Task prompt: Gather all lines from the material that contain the word "cases".

Extracted information:
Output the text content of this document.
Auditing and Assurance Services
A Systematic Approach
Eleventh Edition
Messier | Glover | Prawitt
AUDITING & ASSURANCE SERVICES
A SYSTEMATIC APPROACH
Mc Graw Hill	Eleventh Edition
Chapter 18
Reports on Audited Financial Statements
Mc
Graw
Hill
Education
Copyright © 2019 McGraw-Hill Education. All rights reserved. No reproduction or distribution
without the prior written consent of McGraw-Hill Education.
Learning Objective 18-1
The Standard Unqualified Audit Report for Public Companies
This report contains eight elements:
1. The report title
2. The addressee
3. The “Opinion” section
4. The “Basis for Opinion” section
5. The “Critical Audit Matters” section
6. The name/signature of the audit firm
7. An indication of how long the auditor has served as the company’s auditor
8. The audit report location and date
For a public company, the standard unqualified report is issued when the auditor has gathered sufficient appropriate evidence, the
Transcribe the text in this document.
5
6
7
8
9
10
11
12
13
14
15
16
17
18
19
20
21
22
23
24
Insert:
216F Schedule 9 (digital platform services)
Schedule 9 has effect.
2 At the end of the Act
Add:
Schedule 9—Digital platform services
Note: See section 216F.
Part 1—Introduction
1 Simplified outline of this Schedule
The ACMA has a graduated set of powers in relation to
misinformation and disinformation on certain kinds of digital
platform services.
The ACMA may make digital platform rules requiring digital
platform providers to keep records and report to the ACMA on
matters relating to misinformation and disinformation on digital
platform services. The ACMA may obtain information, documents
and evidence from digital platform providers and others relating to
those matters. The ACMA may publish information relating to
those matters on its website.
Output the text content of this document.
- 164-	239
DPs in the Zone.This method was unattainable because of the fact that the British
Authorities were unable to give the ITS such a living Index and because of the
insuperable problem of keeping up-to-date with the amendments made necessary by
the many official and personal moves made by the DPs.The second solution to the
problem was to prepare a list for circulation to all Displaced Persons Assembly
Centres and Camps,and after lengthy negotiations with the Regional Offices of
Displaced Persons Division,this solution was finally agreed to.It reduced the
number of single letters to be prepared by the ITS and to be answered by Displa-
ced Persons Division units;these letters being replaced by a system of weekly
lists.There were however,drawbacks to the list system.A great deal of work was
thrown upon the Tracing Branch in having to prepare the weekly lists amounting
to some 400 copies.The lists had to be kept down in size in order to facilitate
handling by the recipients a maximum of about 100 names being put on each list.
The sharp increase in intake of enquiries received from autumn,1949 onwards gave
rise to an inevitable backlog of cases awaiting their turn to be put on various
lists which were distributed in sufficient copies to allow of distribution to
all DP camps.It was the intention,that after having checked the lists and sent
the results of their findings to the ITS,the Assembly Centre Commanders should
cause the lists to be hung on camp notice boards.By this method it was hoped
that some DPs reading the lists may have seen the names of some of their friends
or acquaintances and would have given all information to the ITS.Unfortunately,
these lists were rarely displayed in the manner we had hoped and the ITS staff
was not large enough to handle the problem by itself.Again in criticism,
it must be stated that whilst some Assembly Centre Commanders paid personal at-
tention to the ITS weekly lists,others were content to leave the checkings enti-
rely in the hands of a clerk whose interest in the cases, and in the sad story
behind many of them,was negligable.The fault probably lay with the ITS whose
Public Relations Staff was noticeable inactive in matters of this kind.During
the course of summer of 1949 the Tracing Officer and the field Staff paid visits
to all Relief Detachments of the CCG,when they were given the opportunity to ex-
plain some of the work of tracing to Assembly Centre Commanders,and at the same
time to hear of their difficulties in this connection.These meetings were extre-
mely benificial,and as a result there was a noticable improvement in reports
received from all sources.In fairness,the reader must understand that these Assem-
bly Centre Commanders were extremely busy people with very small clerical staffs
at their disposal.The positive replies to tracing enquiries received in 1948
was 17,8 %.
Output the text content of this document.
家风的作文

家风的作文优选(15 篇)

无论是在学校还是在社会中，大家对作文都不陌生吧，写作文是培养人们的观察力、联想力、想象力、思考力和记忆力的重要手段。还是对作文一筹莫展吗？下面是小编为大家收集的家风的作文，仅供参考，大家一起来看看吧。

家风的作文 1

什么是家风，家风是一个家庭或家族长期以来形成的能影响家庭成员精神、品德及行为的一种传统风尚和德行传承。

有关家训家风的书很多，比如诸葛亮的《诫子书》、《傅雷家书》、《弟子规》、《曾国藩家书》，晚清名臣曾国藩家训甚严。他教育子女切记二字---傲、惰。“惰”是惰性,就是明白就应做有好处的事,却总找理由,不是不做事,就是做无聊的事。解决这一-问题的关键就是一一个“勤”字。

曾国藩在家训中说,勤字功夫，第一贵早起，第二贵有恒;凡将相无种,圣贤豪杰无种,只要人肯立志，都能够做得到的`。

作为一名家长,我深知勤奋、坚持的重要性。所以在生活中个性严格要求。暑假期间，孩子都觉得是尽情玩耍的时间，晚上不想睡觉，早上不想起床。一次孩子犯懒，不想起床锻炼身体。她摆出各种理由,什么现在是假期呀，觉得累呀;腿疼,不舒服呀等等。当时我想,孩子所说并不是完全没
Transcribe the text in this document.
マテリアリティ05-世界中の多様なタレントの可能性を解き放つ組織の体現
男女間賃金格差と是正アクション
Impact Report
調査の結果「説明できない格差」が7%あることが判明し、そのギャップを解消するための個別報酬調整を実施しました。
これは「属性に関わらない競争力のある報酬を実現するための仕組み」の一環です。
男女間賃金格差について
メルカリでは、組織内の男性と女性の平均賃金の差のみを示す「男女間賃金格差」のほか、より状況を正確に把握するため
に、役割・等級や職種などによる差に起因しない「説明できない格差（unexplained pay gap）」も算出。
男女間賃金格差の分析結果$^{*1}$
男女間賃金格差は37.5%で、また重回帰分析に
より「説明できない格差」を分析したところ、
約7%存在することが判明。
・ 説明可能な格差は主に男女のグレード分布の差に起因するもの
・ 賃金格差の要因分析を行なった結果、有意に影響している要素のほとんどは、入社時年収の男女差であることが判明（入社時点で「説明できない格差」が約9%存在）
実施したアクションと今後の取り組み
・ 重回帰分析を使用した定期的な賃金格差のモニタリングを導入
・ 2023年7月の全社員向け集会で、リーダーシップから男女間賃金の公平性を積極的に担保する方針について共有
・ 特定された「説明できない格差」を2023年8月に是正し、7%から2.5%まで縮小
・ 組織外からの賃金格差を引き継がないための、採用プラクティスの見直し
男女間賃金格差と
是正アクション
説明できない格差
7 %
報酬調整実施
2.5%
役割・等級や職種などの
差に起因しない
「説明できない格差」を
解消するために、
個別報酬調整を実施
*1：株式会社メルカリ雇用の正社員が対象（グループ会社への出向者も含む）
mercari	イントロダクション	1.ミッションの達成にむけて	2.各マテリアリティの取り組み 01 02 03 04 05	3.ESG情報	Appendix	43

Result for this exercise:
rise to an inevitable backlog of cases awaiting their turn to be put on various
rely in the hands of a clerk whose interest in the cases, and in the sad story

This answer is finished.